Send each entry back exactly as given, pictures excluded.
╭──
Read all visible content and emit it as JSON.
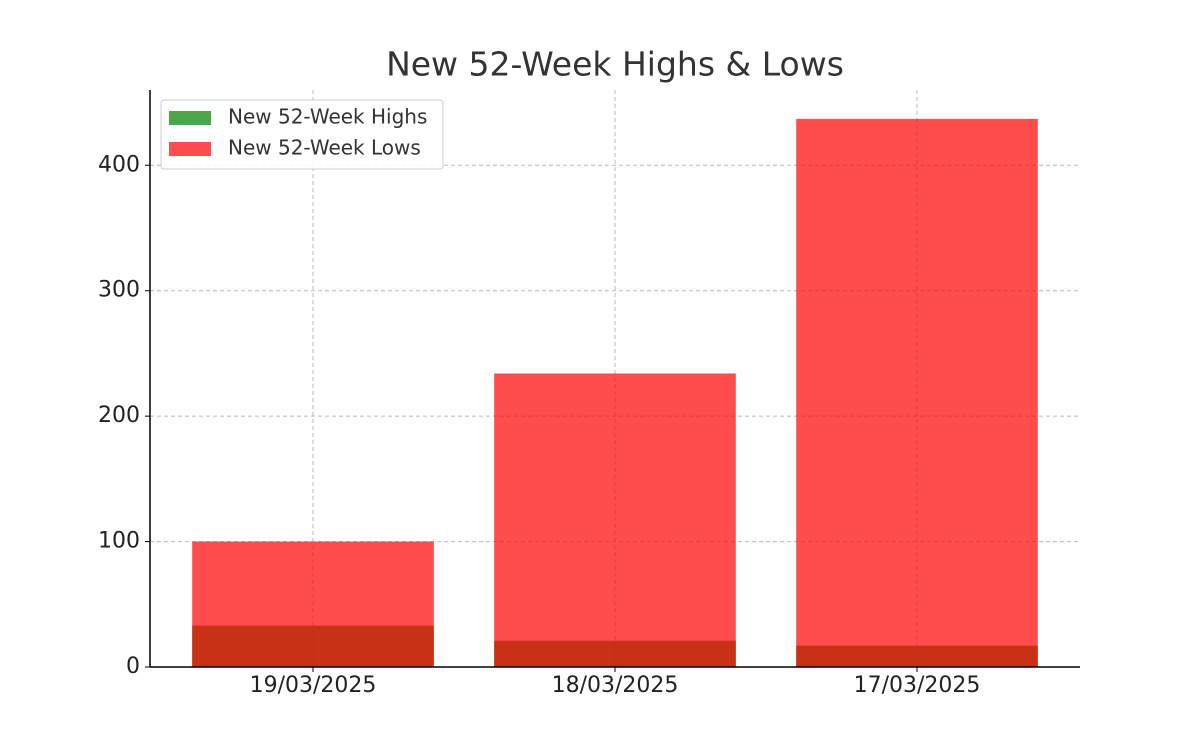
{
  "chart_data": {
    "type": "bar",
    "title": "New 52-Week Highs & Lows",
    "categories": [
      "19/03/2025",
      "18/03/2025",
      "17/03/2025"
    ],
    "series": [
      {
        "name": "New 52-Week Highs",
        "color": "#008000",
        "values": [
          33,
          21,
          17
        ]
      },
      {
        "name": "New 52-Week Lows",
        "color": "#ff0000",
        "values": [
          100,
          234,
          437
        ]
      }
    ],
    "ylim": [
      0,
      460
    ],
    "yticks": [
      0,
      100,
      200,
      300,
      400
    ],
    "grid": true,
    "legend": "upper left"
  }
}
╰──
*Answer in full*.
Read all visible content and emit it as JSON.
{
  "chart_data": {
    "type": "bar",
    "title": "New 52-Week Highs & Lows",
    "categories": [
      "19/03/2025",
      "18/03/2025",
      "17/03/2025"
    ],
    "series": [
      {
        "name": "New 52-Week Highs",
        "color": "#008000",
        "values": [
          33,
          21,
          17
        ]
      },
      {
        "name": "New 52-Week Lows",
        "color": "#ff0000",
        "values": [
          100,
          234,
          437
        ]
      }
    ],
    "ylim": [
      0,
      460
    ],
    "yticks": [
      0,
      100,
      200,
      300,
      400
    ],
    "grid": true,
    "legend": "upper left"
  }
}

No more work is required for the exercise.